■ TASK OBJECTIVE ■
Every record below should be printed exactly as given.

Dataset entries on figures
========================================

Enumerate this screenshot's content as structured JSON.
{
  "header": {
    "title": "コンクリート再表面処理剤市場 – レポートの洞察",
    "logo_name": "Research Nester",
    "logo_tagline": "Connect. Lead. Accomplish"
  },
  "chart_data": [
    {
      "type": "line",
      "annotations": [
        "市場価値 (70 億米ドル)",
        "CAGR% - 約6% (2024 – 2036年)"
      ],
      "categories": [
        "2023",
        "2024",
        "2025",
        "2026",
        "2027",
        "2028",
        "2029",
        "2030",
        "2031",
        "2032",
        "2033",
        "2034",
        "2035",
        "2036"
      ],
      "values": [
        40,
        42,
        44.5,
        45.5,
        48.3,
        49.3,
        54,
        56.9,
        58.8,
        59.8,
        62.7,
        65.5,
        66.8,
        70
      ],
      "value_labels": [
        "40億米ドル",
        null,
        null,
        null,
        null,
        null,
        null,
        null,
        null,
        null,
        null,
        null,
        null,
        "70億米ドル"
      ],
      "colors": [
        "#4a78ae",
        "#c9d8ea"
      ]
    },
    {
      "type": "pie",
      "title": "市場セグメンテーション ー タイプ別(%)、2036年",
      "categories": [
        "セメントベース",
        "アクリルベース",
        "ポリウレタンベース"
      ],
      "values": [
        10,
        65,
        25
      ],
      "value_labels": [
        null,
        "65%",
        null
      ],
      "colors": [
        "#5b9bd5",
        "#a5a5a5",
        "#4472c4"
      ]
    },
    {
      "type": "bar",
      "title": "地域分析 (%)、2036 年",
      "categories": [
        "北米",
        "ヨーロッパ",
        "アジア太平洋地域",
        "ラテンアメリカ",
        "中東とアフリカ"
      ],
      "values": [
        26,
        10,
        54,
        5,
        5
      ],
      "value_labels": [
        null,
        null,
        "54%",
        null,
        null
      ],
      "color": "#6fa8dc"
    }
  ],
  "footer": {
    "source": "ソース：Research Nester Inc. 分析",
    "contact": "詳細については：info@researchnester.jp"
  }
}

========================================

■ RESPONSE BELOW ■
Enumerate this screenshot's content as structured JSON.
{
  "header": {
    "title": "コンクリート再表面処理剤市場 – レポートの洞察",
    "logo_name": "Research Nester",
    "logo_tagline": "Connect. Lead. Accomplish"
  },
  "chart_data": [
    {
      "type": "line",
      "annotations": [
        "市場価値 (70 億米ドル)",
        "CAGR% - 約6% (2024 – 2036年)"
      ],
      "categories": [
        "2023",
        "2024",
        "2025",
        "2026",
        "2027",
        "2028",
        "2029",
        "2030",
        "2031",
        "2032",
        "2033",
        "2034",
        "2035",
        "2036"
      ],
      "values": [
        40,
        42,
        44.5,
        45.5,
        48.3,
        49.3,
        54,
        56.9,
        58.8,
        59.8,
        62.7,
        65.5,
        66.8,
        70
      ],
      "value_labels": [
        "40億米ドル",
        null,
        null,
        null,
        null,
        null,
        null,
        null,
        null,
        null,
        null,
        null,
        null,
        "70億米ドル"
      ],
      "colors": [
        "#4a78ae",
        "#c9d8ea"
      ]
    },
    {
      "type": "pie",
      "title": "市場セグメンテーション ー タイプ別(%)、2036年",
      "categories": [
        "セメントベース",
        "アクリルベース",
        "ポリウレタンベース"
      ],
      "values": [
        10,
        65,
        25
      ],
      "value_labels": [
        null,
        "65%",
        null
      ],
      "colors": [
        "#5b9bd5",
        "#a5a5a5",
        "#4472c4"
      ]
    },
    {
      "type": "bar",
      "title": "地域分析 (%)、2036 年",
      "categories": [
        "北米",
        "ヨーロッパ",
        "アジア太平洋地域",
        "ラテンアメリカ",
        "中東とアフリカ"
      ],
      "values": [
        26,
        10,
        54,
        5,
        5
      ],
      "value_labels": [
        null,
        null,
        "54%",
        null,
        null
      ],
      "color": "#6fa8dc"
    }
  ],
  "footer": {
    "source": "ソース：Research Nester Inc. 分析",
    "contact": "詳細については：info@researchnester.jp"
  }
}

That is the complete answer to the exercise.